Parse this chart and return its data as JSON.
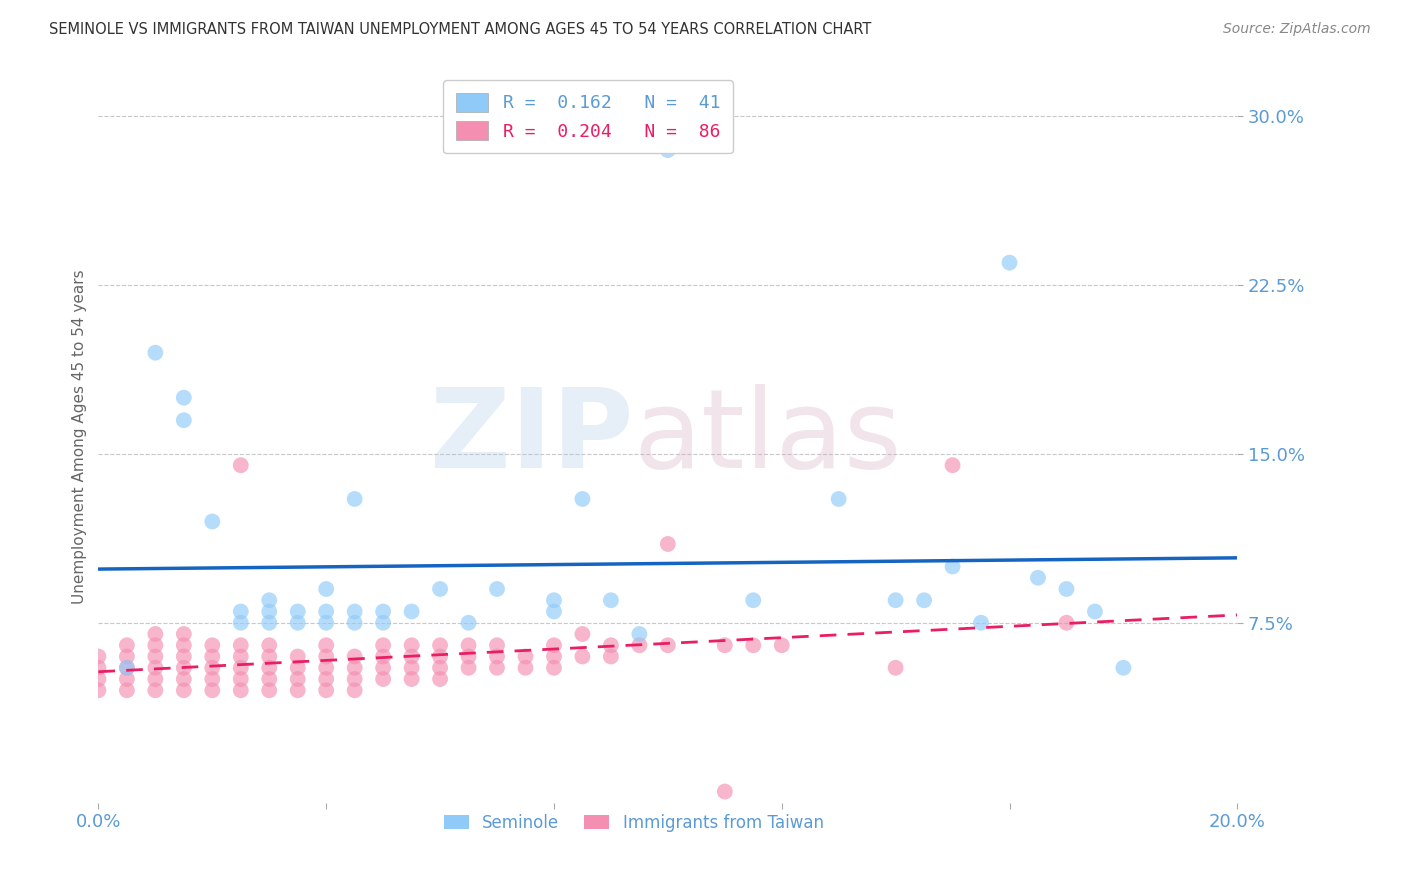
{
  "title": "SEMINOLE VS IMMIGRANTS FROM TAIWAN UNEMPLOYMENT AMONG AGES 45 TO 54 YEARS CORRELATION CHART",
  "source": "Source: ZipAtlas.com",
  "ylabel": "Unemployment Among Ages 45 to 54 years",
  "ytick_labels": [
    "30.0%",
    "22.5%",
    "15.0%",
    "7.5%"
  ],
  "ytick_vals": [
    0.3,
    0.225,
    0.15,
    0.075
  ],
  "xlim": [
    0.0,
    0.2
  ],
  "ylim": [
    -0.005,
    0.32
  ],
  "seminole_scatter": [
    [
      0.005,
      0.055
    ],
    [
      0.01,
      0.195
    ],
    [
      0.015,
      0.175
    ],
    [
      0.015,
      0.165
    ],
    [
      0.02,
      0.12
    ],
    [
      0.025,
      0.08
    ],
    [
      0.025,
      0.075
    ],
    [
      0.03,
      0.085
    ],
    [
      0.03,
      0.08
    ],
    [
      0.03,
      0.075
    ],
    [
      0.035,
      0.08
    ],
    [
      0.035,
      0.075
    ],
    [
      0.04,
      0.08
    ],
    [
      0.04,
      0.075
    ],
    [
      0.04,
      0.09
    ],
    [
      0.045,
      0.13
    ],
    [
      0.045,
      0.08
    ],
    [
      0.045,
      0.075
    ],
    [
      0.05,
      0.08
    ],
    [
      0.05,
      0.075
    ],
    [
      0.055,
      0.08
    ],
    [
      0.06,
      0.09
    ],
    [
      0.065,
      0.075
    ],
    [
      0.07,
      0.09
    ],
    [
      0.08,
      0.085
    ],
    [
      0.08,
      0.08
    ],
    [
      0.085,
      0.13
    ],
    [
      0.09,
      0.085
    ],
    [
      0.095,
      0.07
    ],
    [
      0.1,
      0.285
    ],
    [
      0.115,
      0.085
    ],
    [
      0.13,
      0.13
    ],
    [
      0.14,
      0.085
    ],
    [
      0.145,
      0.085
    ],
    [
      0.15,
      0.1
    ],
    [
      0.155,
      0.075
    ],
    [
      0.16,
      0.235
    ],
    [
      0.165,
      0.095
    ],
    [
      0.17,
      0.09
    ],
    [
      0.175,
      0.08
    ],
    [
      0.18,
      0.055
    ]
  ],
  "taiwan_scatter": [
    [
      0.0,
      0.06
    ],
    [
      0.0,
      0.055
    ],
    [
      0.0,
      0.05
    ],
    [
      0.0,
      0.045
    ],
    [
      0.005,
      0.065
    ],
    [
      0.005,
      0.06
    ],
    [
      0.005,
      0.055
    ],
    [
      0.005,
      0.05
    ],
    [
      0.005,
      0.045
    ],
    [
      0.01,
      0.07
    ],
    [
      0.01,
      0.065
    ],
    [
      0.01,
      0.06
    ],
    [
      0.01,
      0.055
    ],
    [
      0.01,
      0.05
    ],
    [
      0.01,
      0.045
    ],
    [
      0.015,
      0.07
    ],
    [
      0.015,
      0.065
    ],
    [
      0.015,
      0.06
    ],
    [
      0.015,
      0.055
    ],
    [
      0.015,
      0.05
    ],
    [
      0.015,
      0.045
    ],
    [
      0.02,
      0.065
    ],
    [
      0.02,
      0.06
    ],
    [
      0.02,
      0.055
    ],
    [
      0.02,
      0.05
    ],
    [
      0.02,
      0.045
    ],
    [
      0.025,
      0.145
    ],
    [
      0.025,
      0.065
    ],
    [
      0.025,
      0.06
    ],
    [
      0.025,
      0.055
    ],
    [
      0.025,
      0.05
    ],
    [
      0.025,
      0.045
    ],
    [
      0.03,
      0.065
    ],
    [
      0.03,
      0.06
    ],
    [
      0.03,
      0.055
    ],
    [
      0.03,
      0.05
    ],
    [
      0.03,
      0.045
    ],
    [
      0.035,
      0.06
    ],
    [
      0.035,
      0.055
    ],
    [
      0.035,
      0.05
    ],
    [
      0.035,
      0.045
    ],
    [
      0.04,
      0.065
    ],
    [
      0.04,
      0.06
    ],
    [
      0.04,
      0.055
    ],
    [
      0.04,
      0.05
    ],
    [
      0.04,
      0.045
    ],
    [
      0.045,
      0.06
    ],
    [
      0.045,
      0.055
    ],
    [
      0.045,
      0.05
    ],
    [
      0.045,
      0.045
    ],
    [
      0.05,
      0.065
    ],
    [
      0.05,
      0.06
    ],
    [
      0.05,
      0.055
    ],
    [
      0.05,
      0.05
    ],
    [
      0.055,
      0.065
    ],
    [
      0.055,
      0.06
    ],
    [
      0.055,
      0.055
    ],
    [
      0.055,
      0.05
    ],
    [
      0.06,
      0.065
    ],
    [
      0.06,
      0.06
    ],
    [
      0.06,
      0.055
    ],
    [
      0.06,
      0.05
    ],
    [
      0.065,
      0.065
    ],
    [
      0.065,
      0.06
    ],
    [
      0.065,
      0.055
    ],
    [
      0.07,
      0.065
    ],
    [
      0.07,
      0.06
    ],
    [
      0.07,
      0.055
    ],
    [
      0.075,
      0.06
    ],
    [
      0.075,
      0.055
    ],
    [
      0.08,
      0.065
    ],
    [
      0.08,
      0.06
    ],
    [
      0.08,
      0.055
    ],
    [
      0.085,
      0.07
    ],
    [
      0.085,
      0.06
    ],
    [
      0.09,
      0.065
    ],
    [
      0.09,
      0.06
    ],
    [
      0.095,
      0.065
    ],
    [
      0.1,
      0.065
    ],
    [
      0.1,
      0.11
    ],
    [
      0.11,
      0.065
    ],
    [
      0.11,
      0.0
    ],
    [
      0.115,
      0.065
    ],
    [
      0.12,
      0.065
    ],
    [
      0.14,
      0.055
    ],
    [
      0.15,
      0.145
    ],
    [
      0.17,
      0.075
    ]
  ],
  "seminole_line_color": "#1565c0",
  "taiwan_line_color": "#e91e63",
  "scatter_blue": "#90caf9",
  "scatter_pink": "#f48fb1",
  "background_color": "#ffffff",
  "grid_color": "#c8c8c8",
  "tick_color": "#5b9bd5",
  "title_color": "#333333"
}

• **Problem**
Make a verbatim copy of all the entries and strip out the pictures.

• **Result below**
Parse this chart and return its data as JSON.
{
  "title": "SEMINOLE VS IMMIGRANTS FROM TAIWAN UNEMPLOYMENT AMONG AGES 45 TO 54 YEARS CORRELATION CHART",
  "source": "Source: ZipAtlas.com",
  "ylabel": "Unemployment Among Ages 45 to 54 years",
  "ytick_labels": [
    "30.0%",
    "22.5%",
    "15.0%",
    "7.5%"
  ],
  "ytick_vals": [
    0.3,
    0.225,
    0.15,
    0.075
  ],
  "xlim": [
    0.0,
    0.2
  ],
  "ylim": [
    -0.005,
    0.32
  ],
  "seminole_scatter": [
    [
      0.005,
      0.055
    ],
    [
      0.01,
      0.195
    ],
    [
      0.015,
      0.175
    ],
    [
      0.015,
      0.165
    ],
    [
      0.02,
      0.12
    ],
    [
      0.025,
      0.08
    ],
    [
      0.025,
      0.075
    ],
    [
      0.03,
      0.085
    ],
    [
      0.03,
      0.08
    ],
    [
      0.03,
      0.075
    ],
    [
      0.035,
      0.08
    ],
    [
      0.035,
      0.075
    ],
    [
      0.04,
      0.08
    ],
    [
      0.04,
      0.075
    ],
    [
      0.04,
      0.09
    ],
    [
      0.045,
      0.13
    ],
    [
      0.045,
      0.08
    ],
    [
      0.045,
      0.075
    ],
    [
      0.05,
      0.08
    ],
    [
      0.05,
      0.075
    ],
    [
      0.055,
      0.08
    ],
    [
      0.06,
      0.09
    ],
    [
      0.065,
      0.075
    ],
    [
      0.07,
      0.09
    ],
    [
      0.08,
      0.085
    ],
    [
      0.08,
      0.08
    ],
    [
      0.085,
      0.13
    ],
    [
      0.09,
      0.085
    ],
    [
      0.095,
      0.07
    ],
    [
      0.1,
      0.285
    ],
    [
      0.115,
      0.085
    ],
    [
      0.13,
      0.13
    ],
    [
      0.14,
      0.085
    ],
    [
      0.145,
      0.085
    ],
    [
      0.15,
      0.1
    ],
    [
      0.155,
      0.075
    ],
    [
      0.16,
      0.235
    ],
    [
      0.165,
      0.095
    ],
    [
      0.17,
      0.09
    ],
    [
      0.175,
      0.08
    ],
    [
      0.18,
      0.055
    ]
  ],
  "taiwan_scatter": [
    [
      0.0,
      0.06
    ],
    [
      0.0,
      0.055
    ],
    [
      0.0,
      0.05
    ],
    [
      0.0,
      0.045
    ],
    [
      0.005,
      0.065
    ],
    [
      0.005,
      0.06
    ],
    [
      0.005,
      0.055
    ],
    [
      0.005,
      0.05
    ],
    [
      0.005,
      0.045
    ],
    [
      0.01,
      0.07
    ],
    [
      0.01,
      0.065
    ],
    [
      0.01,
      0.06
    ],
    [
      0.01,
      0.055
    ],
    [
      0.01,
      0.05
    ],
    [
      0.01,
      0.045
    ],
    [
      0.015,
      0.07
    ],
    [
      0.015,
      0.065
    ],
    [
      0.015,
      0.06
    ],
    [
      0.015,
      0.055
    ],
    [
      0.015,
      0.05
    ],
    [
      0.015,
      0.045
    ],
    [
      0.02,
      0.065
    ],
    [
      0.02,
      0.06
    ],
    [
      0.02,
      0.055
    ],
    [
      0.02,
      0.05
    ],
    [
      0.02,
      0.045
    ],
    [
      0.025,
      0.145
    ],
    [
      0.025,
      0.065
    ],
    [
      0.025,
      0.06
    ],
    [
      0.025,
      0.055
    ],
    [
      0.025,
      0.05
    ],
    [
      0.025,
      0.045
    ],
    [
      0.03,
      0.065
    ],
    [
      0.03,
      0.06
    ],
    [
      0.03,
      0.055
    ],
    [
      0.03,
      0.05
    ],
    [
      0.03,
      0.045
    ],
    [
      0.035,
      0.06
    ],
    [
      0.035,
      0.055
    ],
    [
      0.035,
      0.05
    ],
    [
      0.035,
      0.045
    ],
    [
      0.04,
      0.065
    ],
    [
      0.04,
      0.06
    ],
    [
      0.04,
      0.055
    ],
    [
      0.04,
      0.05
    ],
    [
      0.04,
      0.045
    ],
    [
      0.045,
      0.06
    ],
    [
      0.045,
      0.055
    ],
    [
      0.045,
      0.05
    ],
    [
      0.045,
      0.045
    ],
    [
      0.05,
      0.065
    ],
    [
      0.05,
      0.06
    ],
    [
      0.05,
      0.055
    ],
    [
      0.05,
      0.05
    ],
    [
      0.055,
      0.065
    ],
    [
      0.055,
      0.06
    ],
    [
      0.055,
      0.055
    ],
    [
      0.055,
      0.05
    ],
    [
      0.06,
      0.065
    ],
    [
      0.06,
      0.06
    ],
    [
      0.06,
      0.055
    ],
    [
      0.06,
      0.05
    ],
    [
      0.065,
      0.065
    ],
    [
      0.065,
      0.06
    ],
    [
      0.065,
      0.055
    ],
    [
      0.07,
      0.065
    ],
    [
      0.07,
      0.06
    ],
    [
      0.07,
      0.055
    ],
    [
      0.075,
      0.06
    ],
    [
      0.075,
      0.055
    ],
    [
      0.08,
      0.065
    ],
    [
      0.08,
      0.06
    ],
    [
      0.08,
      0.055
    ],
    [
      0.085,
      0.07
    ],
    [
      0.085,
      0.06
    ],
    [
      0.09,
      0.065
    ],
    [
      0.09,
      0.06
    ],
    [
      0.095,
      0.065
    ],
    [
      0.1,
      0.065
    ],
    [
      0.1,
      0.11
    ],
    [
      0.11,
      0.065
    ],
    [
      0.11,
      0.0
    ],
    [
      0.115,
      0.065
    ],
    [
      0.12,
      0.065
    ],
    [
      0.14,
      0.055
    ],
    [
      0.15,
      0.145
    ],
    [
      0.17,
      0.075
    ]
  ],
  "seminole_line_color": "#1565c0",
  "taiwan_line_color": "#e91e63",
  "scatter_blue": "#90caf9",
  "scatter_pink": "#f48fb1",
  "background_color": "#ffffff",
  "grid_color": "#c8c8c8",
  "tick_color": "#5b9bd5",
  "title_color": "#333333"
}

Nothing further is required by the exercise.